** Provided records **
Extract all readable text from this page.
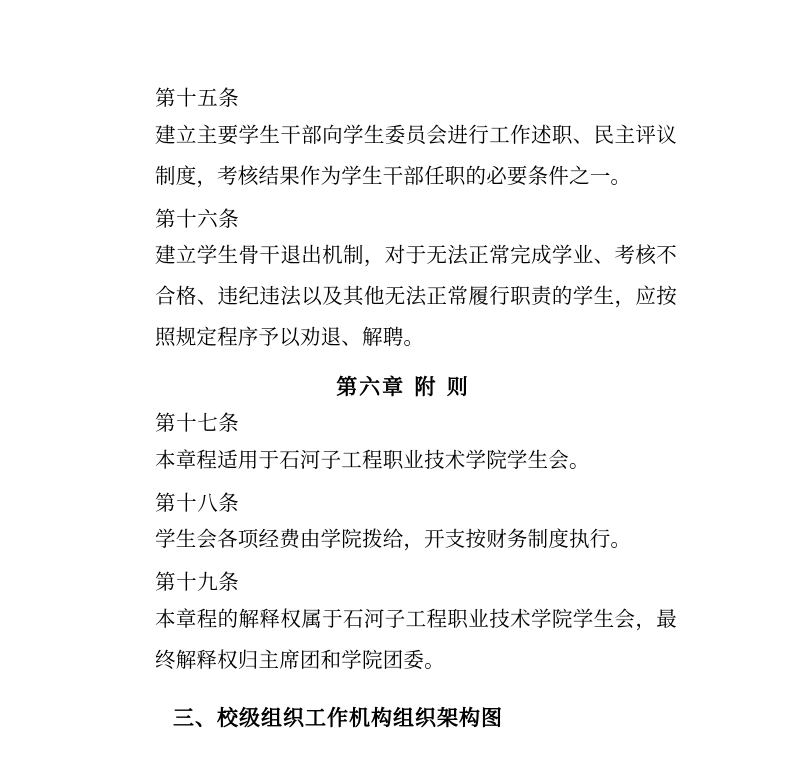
第十五条

建立主要学生干部向学生委员会进行工作述职、民主评议制度，考核结果作为学生干部任职的必要条件之一。

第十六条

建立学生骨干退出机制，对于无法正常完成学业、考核不合格、违纪违法以及其他无法正常履行职责的学生，应按照规定程序予以劝退、解聘。

第六章 附 则

第十七条

本章程适用于石河子工程职业技术学院学生会。

第十八条

学生会各项经费由学院拨给，开支按财务制度执行。

第十九条

本章程的解释权属于石河子工程职业技术学院学生会，最终解释权归主席团和学院团委。

三、校级组织工作机构组织架构图
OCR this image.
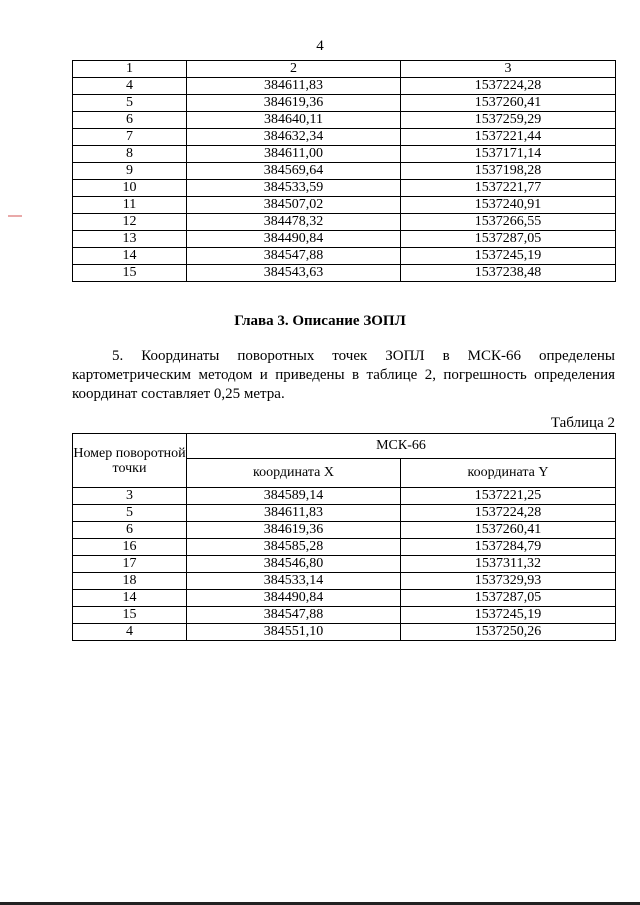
4
1	2	3
4	384611,83	1537224,28
5	384619,36	1537260,41
6	384640,11	1537259,29
7	384632,34	1537221,44
8	384611,00	1537171,14
9	384569,64	1537198,28
10	384533,59	1537221,77
11	384507,02	1537240,91
12	384478,32	1537266,55
13	384490,84	1537287,05
14	384547,88	1537245,19
15	384543,63	1537238,48
Глава 3. Описание ЗОПЛ
5. Координаты поворотных точек ЗОПЛ в МСК-66 определены картометрическим методом и приведены в таблице 2, погрешность определения координат составляет 0,25 метра.
Таблица 2
Номер поворотной точки	МСК-66	
	координата X	координата Y
3	384589,14	1537221,25
5	384611,83	1537224,28
6	384619,36	1537260,41
16	384585,28	1537284,79
17	384546,80	1537311,32
18	384533,14	1537329,93
14	384490,84	1537287,05
15	384547,88	1537245,19
4	384551,10	1537250,26
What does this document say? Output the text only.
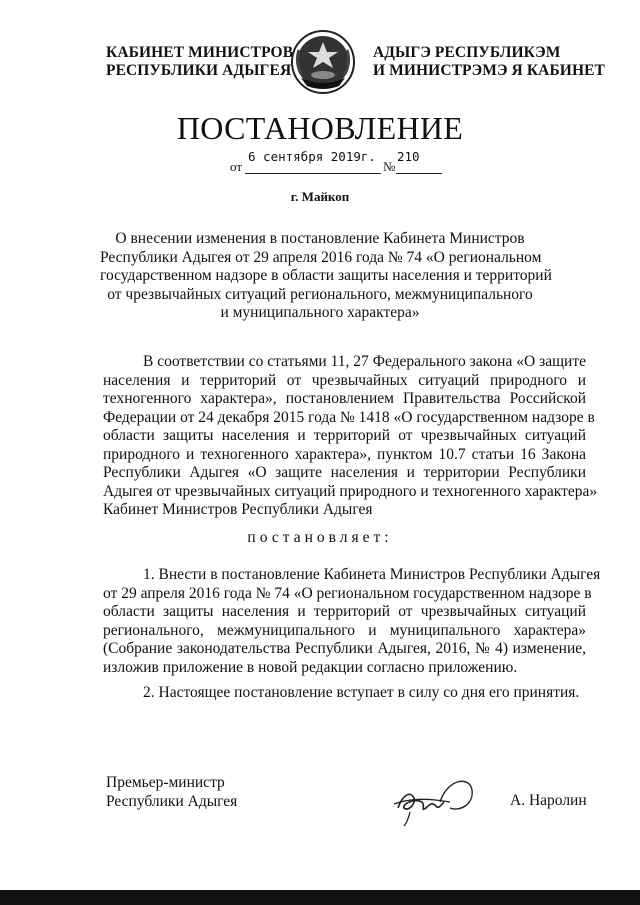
КАБИНЕТ МИНИСТРОВ
РЕСПУБЛИКИ АДЫГЕЯ
АДЫГЭ РЕСПУБЛИКЭМ
И МИНИСТРЭМЭ Я КАБИНЕТ
ПОСТАНОВЛЕНИЕ
от
6 сентября 2019г.
№
210
г. Майкоп
О внесении изменения в постановление Кабинета Министров
Республики Адыгея от 29 апреля 2016 года № 74 «О региональном
государственном надзоре в области защиты населения и территорий
от чрезвычайных ситуаций регионального, межмуниципального
и муниципального характера»
В соответствии со статьями 11, 27 Федерального закона «О защите
населения и территорий от чрезвычайных ситуаций природного и
техногенного характера», постановлением Правительства Российской
Федерации от 24 декабря 2015 года № 1418 «О государственном надзоре в
области защиты населения и территорий от чрезвычайных ситуаций
природного и техногенного характера», пунктом 10.7 статьи 16 Закона
Республики Адыгея «О защите населения и территории Республики
Адыгея от чрезвычайных ситуаций природного и техногенного характера»
Кабинет Министров Республики Адыгея
постановляет:
1. Внести в постановление Кабинета Министров Республики Адыгея
от 29 апреля 2016 года № 74 «О региональном государственном надзоре в
области защиты населения и территорий от чрезвычайных ситуаций
регионального, межмуниципального и муниципального характера»
(Собрание законодательства Республики Адыгея, 2016, № 4) изменение,
изложив приложение в новой редакции согласно приложению.
2. Настоящее постановление вступает в силу со дня его принятия.
Премьер-министр
Республики Адыгея	А. Наролин
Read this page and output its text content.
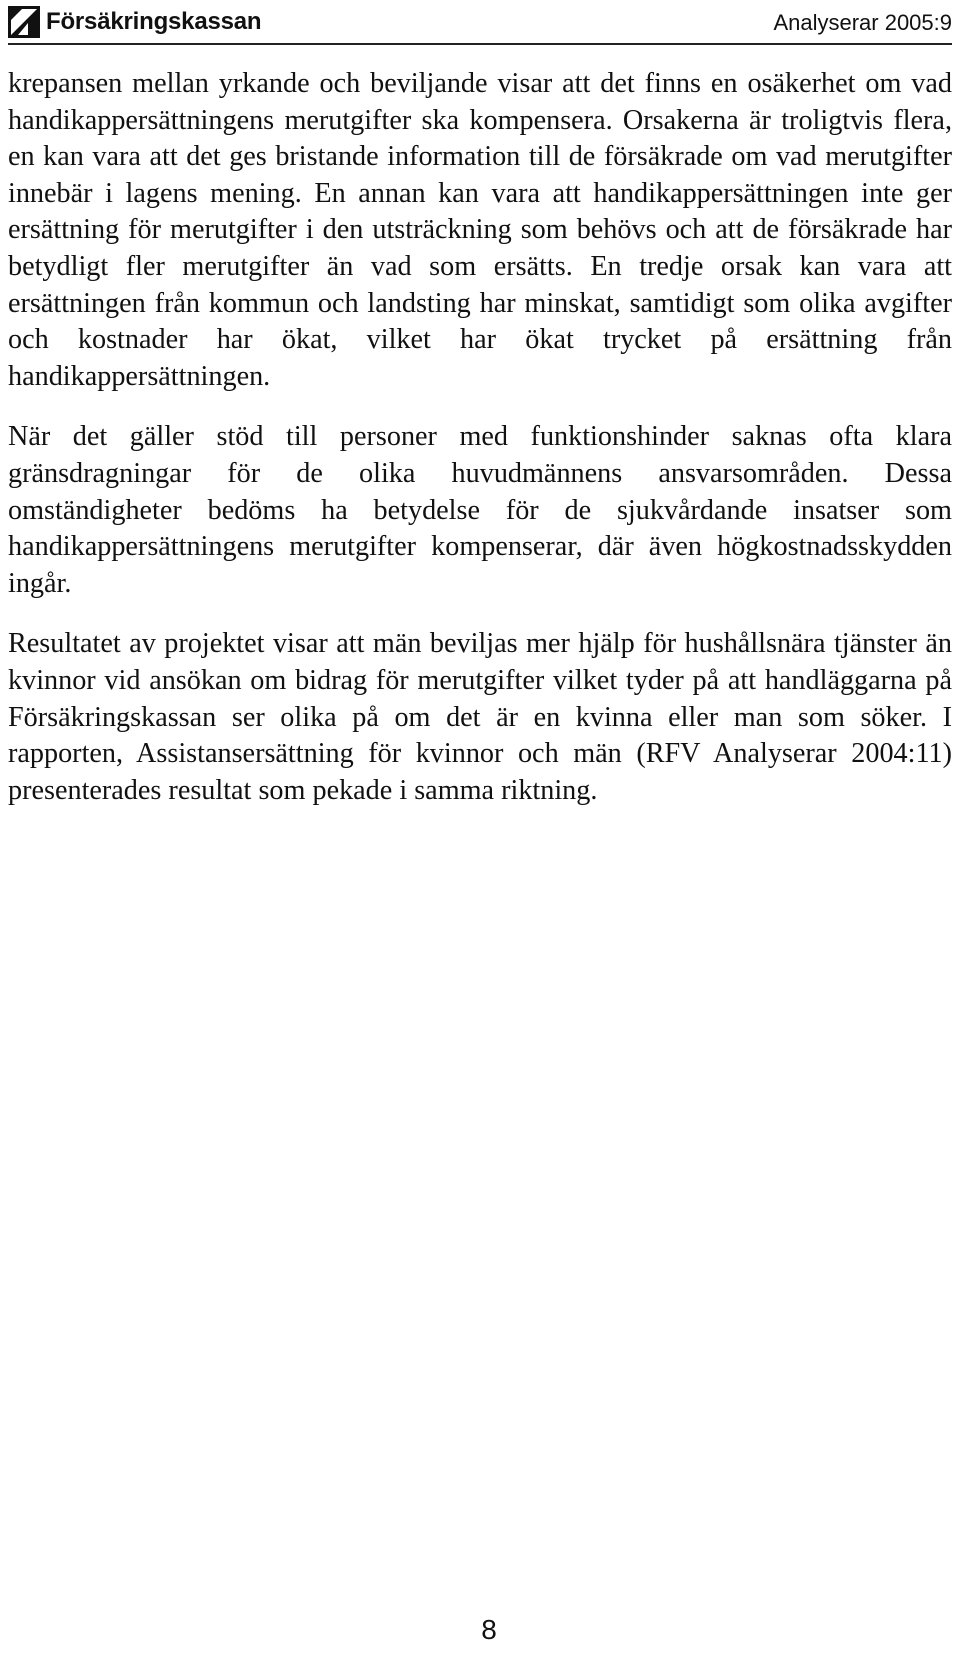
Försäkringskassan	Analyserar 2005:9

krepansen mellan yrkande och beviljande visar att det finns en osäkerhet om vad handikappersättningens merutgifter ska kompensera. Orsakerna är troligtvis flera, en kan vara att det ges bristande information till de försäkrade om vad merutgifter innebär i lagens mening. En annan kan vara att handikappersättningen inte ger ersättning för merutgifter i den utsträckning som behövs och att de försäkrade har betydligt fler merutgifter än vad som ersätts. En tredje orsak kan vara att ersättningen från kommun och landsting har minskat, samtidigt som olika avgifter och kostnader har ökat, vilket har ökat trycket på ersättning från handikappersättningen.

När det gäller stöd till personer med funktionshinder saknas ofta klara gränsdragningar för de olika huvudmännens ansvarsområden. Dessa omständigheter bedöms ha betydelse för de sjukvårdande insatser som handikappersättningens merutgifter kompenserar, där även högkostnadsskydden ingår.

Resultatet av projektet visar att män beviljas mer hjälp för hushållsnära tjänster än kvinnor vid ansökan om bidrag för merutgifter vilket tyder på att handläggarna på Försäkringskassan ser olika på om det är en kvinna eller man som söker. I rapporten, Assistansersättning för kvinnor och män (RFV Analyserar 2004:11) presenterades resultat som pekade i samma riktning.

8
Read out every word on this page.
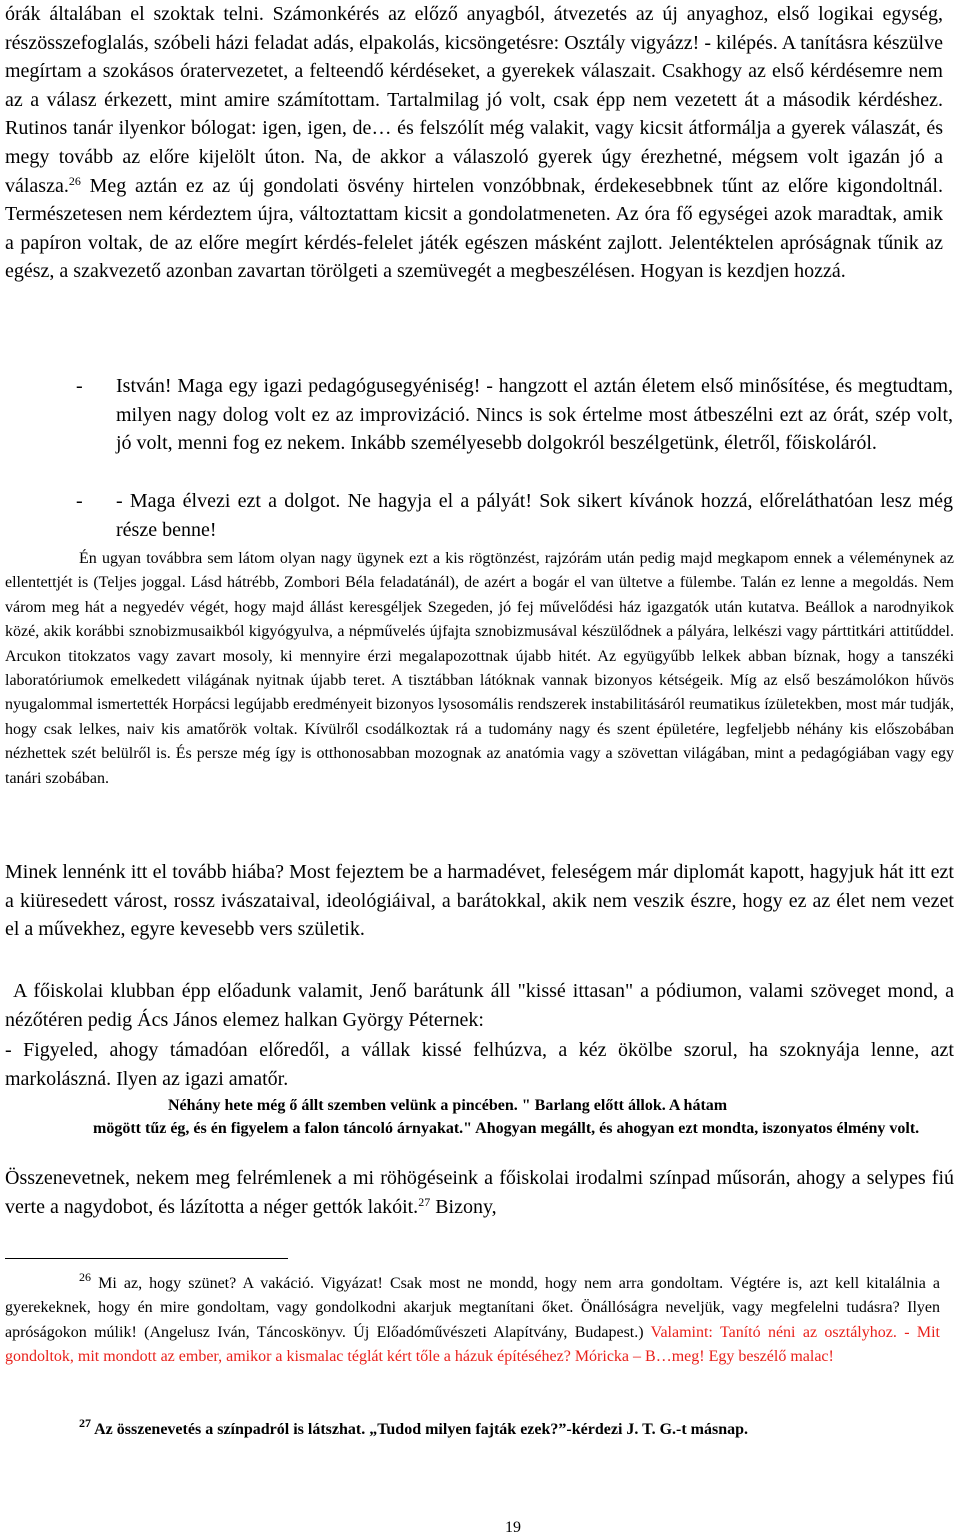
órák általában el szoktak telni. Számonkérés az előző anyagból, átvezetés az új anyaghoz, első logikai egység, részösszefoglalás, szóbeli házi feladat adás, elpakolás, kicsöngetésre: Osztály vigyázz! - kilépés. A tanításra készülve megírtam a szokásos óratervezetet, a felteendő kérdéseket, a gyerekek válaszait. Csakhogy az első kérdésemre nem az a válasz érkezett, mint amire számítottam. Tartalmilag jó volt, csak épp nem vezetett át a második kérdéshez. Rutinos tanár ilyenkor bólogat: igen, igen, de… és felszólít még valakit, vagy kicsit átformálja a gyerek válaszát, és megy tovább az előre kijelölt úton. Na, de akkor a válaszoló gyerek úgy érezhetné, mégsem volt igazán jó a válasza.$^{26}$ Meg aztán ez az új gondolati ösvény hirtelen vonzóbbnak, érdekesebbnek tűnt az előre kigondoltnál. Természetesen nem kérdeztem újra, változtattam kicsit a gondolatmeneten. Az óra fő egységei azok maradtak, amik a papíron voltak, de az előre megírt kérdés-felelet játék egészen másként zajlott. Jelentéktelen apróságnak tűnik az egész, a szakvezető azonban zavartan törölgeti a szemüvegét a megbeszélésen. Hogyan is kezdjen hozzá.

- István! Maga egy igazi pedagógusegyéniség! - hangzott el aztán életem első minősítése, és megtudtam, milyen nagy dolog volt ez az improvizáció. Nincs is sok értelme most átbeszélni ezt az órát, szép volt, jó volt, menni fog ez nekem. Inkább személyesebb dolgokról beszélgetünk, életről, főiskoláról.
- - Maga élvezi ezt a dolgot. Ne hagyja el a pályát! Sok sikert kívánok hozzá, előreláthatóan lesz még része benne!

Én ugyan továbbra sem látom olyan nagy ügynek ezt a kis rögtönzést, rajzórám után pedig majd megkapom ennek a véleménynek az ellentettjét is (Teljes joggal. Lásd hátrébb, Zombori Béla feladatánál), de azért a bogár el van ültetve a fülembe. Talán ez lenne a megoldás. Nem várom meg hát a negyedév végét, hogy majd állást keresgéljek Szegeden, jó fej művelődési ház igazgatók után kutatva. Beállok a narodnyikok közé, akik korábbi sznobizmusaikból kigyógyulva, a népművelés újfajta sznobizmusával készülődnek a pályára, lelkészi vagy párttitkári attitűddel. Arcukon titokzatos vagy zavart mosoly, ki mennyire érzi megalapozottnak újabb hitét. Az együgyűbb lelkek abban bíznak, hogy a tanszéki laboratóriumok emelkedett világának nyitnak újabb teret. A tisztábban látóknak vannak bizonyos kétségeik. Míg az első beszámolókon hűvös nyugalommal ismertették Horpácsi legújabb eredményeit bizonyos lysosomális rendszerek instabilitásáról reumatikus ízületekben, most már tudják, hogy csak lelkes, naiv kis amatőrök voltak. Kívülről csodálkoztak rá a tudomány nagy és szent épületére, legfeljebb néhány kis előszobában nézhettek szét belülről is. És persze még így is otthonosabban mozognak az anatómia vagy a szövettan világában, mint a pedagógiában vagy egy tanári szobában.

Minek lennénk itt el tovább hiába? Most fejeztem be a harmadévet, feleségem már diplomát kapott, hagyjuk hát itt ezt a kiüresedett várost, rossz ivászataival, ideológiáival, a barátokkal, akik nem veszik észre, hogy ez az élet nem vezet el a művekhez, egyre kevesebb vers születik.

A főiskolai klubban épp előadunk valamit, Jenő barátunk áll "kissé ittasan" a pódiumon, valami szöveget mond, a nézőtéren pedig Ács János elemez halkan György Péternek:

- Figyeled, ahogy támadóan előredől, a vállak kissé felhúzva, a kéz ökölbe szorul, ha szoknyája lenne, azt markolászná. Ilyen az igazi amatőr.

Néhány hete még ő állt szemben velünk a pincében. " Barlang előtt állok. A hátam
mögött tűz ég, és én figyelem a falon táncoló árnyakat." Ahogyan megállt, és ahogyan ezt mondta, iszonyatos élmény volt.

Összenevetnek, nekem meg felrémlenek a mi röhögéseink a főiskolai irodalmi színpad műsorán, ahogy a selypes fiú verte a nagydobot, és lázította a néger gettók lakóit.$^{27}$ Bizony,

$^{26}$ Mi az, hogy szünet? A vakáció. Vigyázat! Csak most ne mondd, hogy nem arra gondoltam. Végtére is, azt kell kitalálnia a gyerekeknek, hogy én mire gondoltam, vagy gondolkodni akarjuk megtanítani őket. Önállóságra neveljük, vagy megfelelni tudásra? Ilyen apróságokon múlik! (Angelusz Iván, Táncoskönyv. Új Előadóművészeti Alapítvány, Budapest.) Valamint: Tanító néni az osztályhoz. - Mit gondoltok, mit mondott az ember, amikor a kismalac téglát kért tőle a házuk építéséhez? Móricka – B…meg! Egy beszélő malac!
$^{27}$ Az összenevetés a színpadról is látszhat. „Tudod milyen fajták ezek?”-kérdezi J. T. G.-t másnap.
19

** Task instructions **
Where does the word "text" appear? Return each line that holds it.

** Completed exercise **
Extract all readable text from this page.
What does this document say? Output the text only.
Read this page and output its text content.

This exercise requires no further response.